Print out every line, exactly as written.

GIVEN ENTRIES -
* * * *
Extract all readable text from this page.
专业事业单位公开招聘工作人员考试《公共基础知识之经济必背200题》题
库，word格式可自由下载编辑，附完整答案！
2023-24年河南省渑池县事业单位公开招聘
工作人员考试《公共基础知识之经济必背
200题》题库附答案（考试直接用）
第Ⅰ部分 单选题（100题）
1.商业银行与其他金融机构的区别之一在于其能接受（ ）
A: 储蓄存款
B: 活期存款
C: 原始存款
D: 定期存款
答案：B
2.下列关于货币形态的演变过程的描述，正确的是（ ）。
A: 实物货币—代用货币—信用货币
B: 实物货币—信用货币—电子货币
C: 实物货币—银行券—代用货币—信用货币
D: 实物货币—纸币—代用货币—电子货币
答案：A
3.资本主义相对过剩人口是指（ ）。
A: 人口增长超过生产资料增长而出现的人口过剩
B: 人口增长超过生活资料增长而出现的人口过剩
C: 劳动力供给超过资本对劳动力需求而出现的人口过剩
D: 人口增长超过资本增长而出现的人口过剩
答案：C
* * * *
RESULT OF THE TASK -
Extract all readable text from this page.
专业事业单位公开招聘工作人员考试《公共基础知识之经济必背200题》题
库，word格式可自由下载编辑，附完整答案！
2023-24年河南省渑池县事业单位公开招聘
工作人员考试《公共基础知识之经济必背
200题》题库附答案（考试直接用）
第Ⅰ部分 单选题（100题）
1.商业银行与其他金融机构的区别之一在于其能接受（ ）
A: 储蓄存款
B: 活期存款
C: 原始存款
D: 定期存款
答案：B
2.下列关于货币形态的演变过程的描述，正确的是（ ）。
A: 实物货币—代用货币—信用货币
B: 实物货币—信用货币—电子货币
C: 实物货币—银行券—代用货币—信用货币
D: 实物货币—纸币—代用货币—电子货币
答案：A
3.资本主义相对过剩人口是指（ ）。
A: 人口增长超过生产资料增长而出现的人口过剩
B: 人口增长超过生活资料增长而出现的人口过剩
C: 劳动力供给超过资本对劳动力需求而出现的人口过剩
D: 人口增长超过资本增长而出现的人口过剩
答案：C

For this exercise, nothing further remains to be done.